(Rows from a dataset)
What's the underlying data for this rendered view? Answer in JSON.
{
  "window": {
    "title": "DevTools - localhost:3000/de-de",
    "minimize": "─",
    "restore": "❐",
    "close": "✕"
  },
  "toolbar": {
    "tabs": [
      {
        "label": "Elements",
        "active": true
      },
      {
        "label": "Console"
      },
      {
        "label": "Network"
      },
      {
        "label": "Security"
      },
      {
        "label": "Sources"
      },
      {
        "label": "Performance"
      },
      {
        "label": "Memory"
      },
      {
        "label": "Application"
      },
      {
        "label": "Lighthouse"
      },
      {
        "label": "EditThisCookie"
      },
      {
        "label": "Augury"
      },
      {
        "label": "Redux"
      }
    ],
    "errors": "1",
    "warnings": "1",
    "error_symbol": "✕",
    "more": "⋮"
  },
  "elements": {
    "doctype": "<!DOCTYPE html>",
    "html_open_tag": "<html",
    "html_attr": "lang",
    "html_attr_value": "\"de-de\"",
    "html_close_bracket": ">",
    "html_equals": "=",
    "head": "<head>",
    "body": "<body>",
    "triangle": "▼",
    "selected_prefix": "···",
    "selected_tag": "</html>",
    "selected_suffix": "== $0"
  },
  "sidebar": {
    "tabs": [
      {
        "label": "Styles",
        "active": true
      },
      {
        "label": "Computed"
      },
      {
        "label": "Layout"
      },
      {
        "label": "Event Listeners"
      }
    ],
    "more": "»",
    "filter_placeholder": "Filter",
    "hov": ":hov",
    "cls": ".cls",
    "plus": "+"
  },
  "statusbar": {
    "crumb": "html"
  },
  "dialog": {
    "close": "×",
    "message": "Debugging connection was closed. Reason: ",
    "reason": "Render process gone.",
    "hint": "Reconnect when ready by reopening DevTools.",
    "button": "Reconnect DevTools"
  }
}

GOAL: In full and verbatim, repeat the records given above.

RESPONSE FOR THIS EXERCISE:
What's the underlying data for this rendered view? Answer in JSON.
{
  "window": {
    "title": "DevTools - localhost:3000/de-de",
    "minimize": "─",
    "restore": "❐",
    "close": "✕"
  },
  "toolbar": {
    "tabs": [
      {
        "label": "Elements",
        "active": true
      },
      {
        "label": "Console"
      },
      {
        "label": "Network"
      },
      {
        "label": "Security"
      },
      {
        "label": "Sources"
      },
      {
        "label": "Performance"
      },
      {
        "label": "Memory"
      },
      {
        "label": "Application"
      },
      {
        "label": "Lighthouse"
      },
      {
        "label": "EditThisCookie"
      },
      {
        "label": "Augury"
      },
      {
        "label": "Redux"
      }
    ],
    "errors": "1",
    "warnings": "1",
    "error_symbol": "✕",
    "more": "⋮"
  },
  "elements": {
    "doctype": "<!DOCTYPE html>",
    "html_open_tag": "<html",
    "html_attr": "lang",
    "html_attr_value": "\"de-de\"",
    "html_close_bracket": ">",
    "html_equals": "=",
    "head": "<head>",
    "body": "<body>",
    "triangle": "▼",
    "selected_prefix": "···",
    "selected_tag": "</html>",
    "selected_suffix": "== $0"
  },
  "sidebar": {
    "tabs": [
      {
        "label": "Styles",
        "active": true
      },
      {
        "label": "Computed"
      },
      {
        "label": "Layout"
      },
      {
        "label": "Event Listeners"
      }
    ],
    "more": "»",
    "filter_placeholder": "Filter",
    "hov": ":hov",
    "cls": ".cls",
    "plus": "+"
  },
  "statusbar": {
    "crumb": "html"
  },
  "dialog": {
    "close": "×",
    "message": "Debugging connection was closed. Reason: ",
    "reason": "Render process gone.",
    "hint": "Reconnect when ready by reopening DevTools.",
    "button": "Reconnect DevTools"
  }
}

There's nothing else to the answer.